- INSTRUCTION:
In the listing below, count the lines containing the string "page" and state only the number.

- RECORDS TO PROCESS:

----

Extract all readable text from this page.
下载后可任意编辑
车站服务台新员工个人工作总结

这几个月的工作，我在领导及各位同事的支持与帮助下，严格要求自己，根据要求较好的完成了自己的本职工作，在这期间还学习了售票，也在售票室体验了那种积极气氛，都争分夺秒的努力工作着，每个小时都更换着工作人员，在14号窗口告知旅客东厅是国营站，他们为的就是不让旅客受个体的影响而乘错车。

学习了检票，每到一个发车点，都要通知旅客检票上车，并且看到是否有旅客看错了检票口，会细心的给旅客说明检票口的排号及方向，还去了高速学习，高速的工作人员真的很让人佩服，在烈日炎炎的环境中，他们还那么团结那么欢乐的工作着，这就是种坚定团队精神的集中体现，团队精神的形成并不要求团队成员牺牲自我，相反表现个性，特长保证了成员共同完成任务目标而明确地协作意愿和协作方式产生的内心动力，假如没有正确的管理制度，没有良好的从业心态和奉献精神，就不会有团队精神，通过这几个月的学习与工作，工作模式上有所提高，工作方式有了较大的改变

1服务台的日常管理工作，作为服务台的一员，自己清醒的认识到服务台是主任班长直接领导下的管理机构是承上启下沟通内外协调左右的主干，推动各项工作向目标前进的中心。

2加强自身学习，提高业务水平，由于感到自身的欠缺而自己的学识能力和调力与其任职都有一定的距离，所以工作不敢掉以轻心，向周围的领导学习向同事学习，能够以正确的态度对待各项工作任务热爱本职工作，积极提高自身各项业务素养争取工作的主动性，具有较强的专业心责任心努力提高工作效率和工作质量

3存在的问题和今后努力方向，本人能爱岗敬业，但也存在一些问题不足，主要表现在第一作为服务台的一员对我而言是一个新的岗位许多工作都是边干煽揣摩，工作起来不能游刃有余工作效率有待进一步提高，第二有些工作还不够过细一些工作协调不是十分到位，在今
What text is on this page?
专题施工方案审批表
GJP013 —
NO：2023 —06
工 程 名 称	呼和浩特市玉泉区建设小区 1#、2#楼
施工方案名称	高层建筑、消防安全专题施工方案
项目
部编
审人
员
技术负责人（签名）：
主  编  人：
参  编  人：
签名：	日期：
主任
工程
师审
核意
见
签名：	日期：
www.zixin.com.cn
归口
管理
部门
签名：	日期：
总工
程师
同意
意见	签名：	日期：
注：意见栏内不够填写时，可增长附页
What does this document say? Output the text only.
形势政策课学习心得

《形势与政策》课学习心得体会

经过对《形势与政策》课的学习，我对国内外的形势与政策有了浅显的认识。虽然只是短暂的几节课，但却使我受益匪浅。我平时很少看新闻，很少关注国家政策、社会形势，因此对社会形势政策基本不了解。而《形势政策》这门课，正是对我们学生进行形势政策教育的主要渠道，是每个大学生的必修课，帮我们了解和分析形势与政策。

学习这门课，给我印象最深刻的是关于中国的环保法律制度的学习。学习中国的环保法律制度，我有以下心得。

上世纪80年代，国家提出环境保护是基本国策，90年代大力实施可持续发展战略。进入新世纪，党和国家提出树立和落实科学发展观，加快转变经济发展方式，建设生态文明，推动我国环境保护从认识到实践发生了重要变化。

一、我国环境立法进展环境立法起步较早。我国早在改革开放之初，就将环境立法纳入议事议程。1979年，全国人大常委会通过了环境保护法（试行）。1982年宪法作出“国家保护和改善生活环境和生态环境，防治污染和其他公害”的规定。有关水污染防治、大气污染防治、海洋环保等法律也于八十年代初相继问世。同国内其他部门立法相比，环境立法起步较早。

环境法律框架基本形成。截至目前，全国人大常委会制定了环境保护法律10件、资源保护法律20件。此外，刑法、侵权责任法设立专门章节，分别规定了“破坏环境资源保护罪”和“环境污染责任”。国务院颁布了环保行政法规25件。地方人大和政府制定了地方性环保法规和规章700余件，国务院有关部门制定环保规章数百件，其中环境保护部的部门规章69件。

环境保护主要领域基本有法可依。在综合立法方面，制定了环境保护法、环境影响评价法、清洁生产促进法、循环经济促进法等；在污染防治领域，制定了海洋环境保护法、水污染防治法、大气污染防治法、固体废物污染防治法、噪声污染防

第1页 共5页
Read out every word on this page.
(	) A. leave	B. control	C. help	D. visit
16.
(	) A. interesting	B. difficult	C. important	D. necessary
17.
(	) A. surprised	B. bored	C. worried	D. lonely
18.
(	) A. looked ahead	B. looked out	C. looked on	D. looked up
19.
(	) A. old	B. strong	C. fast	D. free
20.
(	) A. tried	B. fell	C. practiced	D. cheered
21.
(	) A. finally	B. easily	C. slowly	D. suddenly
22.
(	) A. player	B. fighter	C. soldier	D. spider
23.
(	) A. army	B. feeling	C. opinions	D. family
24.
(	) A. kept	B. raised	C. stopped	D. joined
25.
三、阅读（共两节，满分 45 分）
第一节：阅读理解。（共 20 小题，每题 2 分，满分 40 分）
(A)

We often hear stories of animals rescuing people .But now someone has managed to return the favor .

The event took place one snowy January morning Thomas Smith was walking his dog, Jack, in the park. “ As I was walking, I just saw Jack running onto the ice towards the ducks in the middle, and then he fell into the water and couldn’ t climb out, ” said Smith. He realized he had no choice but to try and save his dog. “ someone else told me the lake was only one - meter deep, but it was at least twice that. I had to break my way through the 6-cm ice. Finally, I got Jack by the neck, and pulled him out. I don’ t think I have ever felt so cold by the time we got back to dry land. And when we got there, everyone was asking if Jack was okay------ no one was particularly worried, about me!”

----

- FINISHED ANSWER:
3